## BEGIN

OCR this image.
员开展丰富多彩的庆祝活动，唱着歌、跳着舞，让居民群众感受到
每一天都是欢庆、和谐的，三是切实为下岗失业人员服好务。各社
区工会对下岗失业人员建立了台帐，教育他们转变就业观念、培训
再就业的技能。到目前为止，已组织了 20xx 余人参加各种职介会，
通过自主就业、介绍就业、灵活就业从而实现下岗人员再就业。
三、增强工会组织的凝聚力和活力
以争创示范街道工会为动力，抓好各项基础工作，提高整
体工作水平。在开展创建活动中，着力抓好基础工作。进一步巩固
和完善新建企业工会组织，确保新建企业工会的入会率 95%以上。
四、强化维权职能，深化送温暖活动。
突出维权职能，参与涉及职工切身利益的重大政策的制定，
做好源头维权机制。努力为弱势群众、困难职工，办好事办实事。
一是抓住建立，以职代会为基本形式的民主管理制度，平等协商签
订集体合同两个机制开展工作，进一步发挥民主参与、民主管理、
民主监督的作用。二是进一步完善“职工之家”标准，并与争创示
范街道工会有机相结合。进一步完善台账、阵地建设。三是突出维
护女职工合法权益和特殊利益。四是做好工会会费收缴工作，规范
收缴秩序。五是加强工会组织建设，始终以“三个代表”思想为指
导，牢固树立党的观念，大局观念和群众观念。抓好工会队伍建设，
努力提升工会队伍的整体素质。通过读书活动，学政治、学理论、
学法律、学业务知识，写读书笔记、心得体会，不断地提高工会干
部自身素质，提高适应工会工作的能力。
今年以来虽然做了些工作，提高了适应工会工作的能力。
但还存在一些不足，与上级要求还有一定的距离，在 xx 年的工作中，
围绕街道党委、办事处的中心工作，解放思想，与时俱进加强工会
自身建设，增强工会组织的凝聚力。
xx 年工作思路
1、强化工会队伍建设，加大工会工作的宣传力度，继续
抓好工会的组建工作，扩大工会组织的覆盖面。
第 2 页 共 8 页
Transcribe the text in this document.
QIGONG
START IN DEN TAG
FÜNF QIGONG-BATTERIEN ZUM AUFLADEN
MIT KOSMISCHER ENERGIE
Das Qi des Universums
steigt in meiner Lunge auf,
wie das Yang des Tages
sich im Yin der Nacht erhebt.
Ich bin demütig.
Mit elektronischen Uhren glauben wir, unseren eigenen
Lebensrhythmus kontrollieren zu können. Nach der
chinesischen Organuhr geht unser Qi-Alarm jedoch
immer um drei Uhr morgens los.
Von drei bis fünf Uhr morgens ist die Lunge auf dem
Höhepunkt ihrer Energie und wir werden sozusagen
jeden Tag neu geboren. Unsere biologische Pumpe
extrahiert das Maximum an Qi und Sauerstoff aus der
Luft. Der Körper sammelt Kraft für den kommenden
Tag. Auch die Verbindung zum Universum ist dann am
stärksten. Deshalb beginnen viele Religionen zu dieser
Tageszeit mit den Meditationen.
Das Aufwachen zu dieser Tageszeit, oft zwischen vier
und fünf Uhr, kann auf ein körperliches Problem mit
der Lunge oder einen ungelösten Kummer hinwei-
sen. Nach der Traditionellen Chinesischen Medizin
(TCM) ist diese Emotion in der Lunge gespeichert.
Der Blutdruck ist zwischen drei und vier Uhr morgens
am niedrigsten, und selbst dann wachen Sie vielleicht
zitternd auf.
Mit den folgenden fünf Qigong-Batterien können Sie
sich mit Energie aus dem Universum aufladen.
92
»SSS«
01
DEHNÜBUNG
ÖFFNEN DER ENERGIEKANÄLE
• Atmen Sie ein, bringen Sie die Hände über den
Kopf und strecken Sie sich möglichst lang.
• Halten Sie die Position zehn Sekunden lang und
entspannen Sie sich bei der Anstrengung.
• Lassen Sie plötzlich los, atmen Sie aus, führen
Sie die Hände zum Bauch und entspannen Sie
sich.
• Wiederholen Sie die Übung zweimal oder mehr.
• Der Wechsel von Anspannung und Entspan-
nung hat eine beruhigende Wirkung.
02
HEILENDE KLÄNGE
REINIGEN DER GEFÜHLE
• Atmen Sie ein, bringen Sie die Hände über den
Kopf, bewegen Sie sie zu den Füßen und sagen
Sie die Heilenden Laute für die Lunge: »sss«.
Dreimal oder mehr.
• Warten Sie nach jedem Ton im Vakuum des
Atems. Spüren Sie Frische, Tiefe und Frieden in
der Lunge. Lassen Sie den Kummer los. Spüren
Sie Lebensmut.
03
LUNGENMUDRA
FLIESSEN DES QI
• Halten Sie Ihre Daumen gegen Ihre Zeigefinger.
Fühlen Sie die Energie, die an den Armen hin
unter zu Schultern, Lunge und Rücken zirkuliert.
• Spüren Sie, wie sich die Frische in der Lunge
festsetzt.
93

## END

#### Exercise brief:
Repeat each record in full; every line must match exactly.

#### Exercise result:
OCR this image.
员开展丰富多彩的庆祝活动，唱着歌、跳着舞，让居民群众感受到
每一天都是欢庆、和谐的，三是切实为下岗失业人员服好务。各社
区工会对下岗失业人员建立了台帐，教育他们转变就业观念、培训
再就业的技能。到目前为止，已组织了 20xx 余人参加各种职介会，
通过自主就业、介绍就业、灵活就业从而实现下岗人员再就业。
三、增强工会组织的凝聚力和活力
以争创示范街道工会为动力，抓好各项基础工作，提高整
体工作水平。在开展创建活动中，着力抓好基础工作。进一步巩固
和完善新建企业工会组织，确保新建企业工会的入会率 95%以上。
四、强化维权职能，深化送温暖活动。
突出维权职能，参与涉及职工切身利益的重大政策的制定，
做好源头维权机制。努力为弱势群众、困难职工，办好事办实事。
一是抓住建立，以职代会为基本形式的民主管理制度，平等协商签
订集体合同两个机制开展工作，进一步发挥民主参与、民主管理、
民主监督的作用。二是进一步完善“职工之家”标准，并与争创示
范街道工会有机相结合。进一步完善台账、阵地建设。三是突出维
护女职工合法权益和特殊利益。四是做好工会会费收缴工作，规范
收缴秩序。五是加强工会组织建设，始终以“三个代表”思想为指
导，牢固树立党的观念，大局观念和群众观念。抓好工会队伍建设，
努力提升工会队伍的整体素质。通过读书活动，学政治、学理论、
学法律、学业务知识，写读书笔记、心得体会，不断地提高工会干
部自身素质，提高适应工会工作的能力。
今年以来虽然做了些工作，提高了适应工会工作的能力。
但还存在一些不足，与上级要求还有一定的距离，在 xx 年的工作中，
围绕街道党委、办事处的中心工作，解放思想，与时俱进加强工会
自身建设，增强工会组织的凝聚力。
xx 年工作思路
1、强化工会队伍建设，加大工会工作的宣传力度，继续
抓好工会的组建工作，扩大工会组织的覆盖面。
第 2 页 共 8 页
Transcribe the text in this document.
QIGONG
START IN DEN TAG
FÜNF QIGONG-BATTERIEN ZUM AUFLADEN
MIT KOSMISCHER ENERGIE
Das Qi des Universums
steigt in meiner Lunge auf,
wie das Yang des Tages
sich im Yin der Nacht erhebt.
Ich bin demütig.
Mit elektronischen Uhren glauben wir, unseren eigenen
Lebensrhythmus kontrollieren zu können. Nach der
chinesischen Organuhr geht unser Qi-Alarm jedoch
immer um drei Uhr morgens los.
Von drei bis fünf Uhr morgens ist die Lunge auf dem
Höhepunkt ihrer Energie und wir werden sozusagen
jeden Tag neu geboren. Unsere biologische Pumpe
extrahiert das Maximum an Qi und Sauerstoff aus der
Luft. Der Körper sammelt Kraft für den kommenden
Tag. Auch die Verbindung zum Universum ist dann am
stärksten. Deshalb beginnen viele Religionen zu dieser
Tageszeit mit den Meditationen.
Das Aufwachen zu dieser Tageszeit, oft zwischen vier
und fünf Uhr, kann auf ein körperliches Problem mit
der Lunge oder einen ungelösten Kummer hinwei-
sen. Nach der Traditionellen Chinesischen Medizin
(TCM) ist diese Emotion in der Lunge gespeichert.
Der Blutdruck ist zwischen drei und vier Uhr morgens
am niedrigsten, und selbst dann wachen Sie vielleicht
zitternd auf.
Mit den folgenden fünf Qigong-Batterien können Sie
sich mit Energie aus dem Universum aufladen.
92
»SSS«
01
DEHNÜBUNG
ÖFFNEN DER ENERGIEKANÄLE
• Atmen Sie ein, bringen Sie die Hände über den
Kopf und strecken Sie sich möglichst lang.
• Halten Sie die Position zehn Sekunden lang und
entspannen Sie sich bei der Anstrengung.
• Lassen Sie plötzlich los, atmen Sie aus, führen
Sie die Hände zum Bauch und entspannen Sie
sich.
• Wiederholen Sie die Übung zweimal oder mehr.
• Der Wechsel von Anspannung und Entspan-
nung hat eine beruhigende Wirkung.
02
HEILENDE KLÄNGE
REINIGEN DER GEFÜHLE
• Atmen Sie ein, bringen Sie die Hände über den
Kopf, bewegen Sie sie zu den Füßen und sagen
Sie die Heilenden Laute für die Lunge: »sss«.
Dreimal oder mehr.
• Warten Sie nach jedem Ton im Vakuum des
Atems. Spüren Sie Frische, Tiefe und Frieden in
der Lunge. Lassen Sie den Kummer los. Spüren
Sie Lebensmut.
03
LUNGENMUDRA
FLIESSEN DES QI
• Halten Sie Ihre Daumen gegen Ihre Zeigefinger.
Fühlen Sie die Energie, die an den Armen hin
unter zu Schultern, Lunge und Rücken zirkuliert.
• Spüren Sie, wie sich die Frische in der Lunge
festsetzt.
93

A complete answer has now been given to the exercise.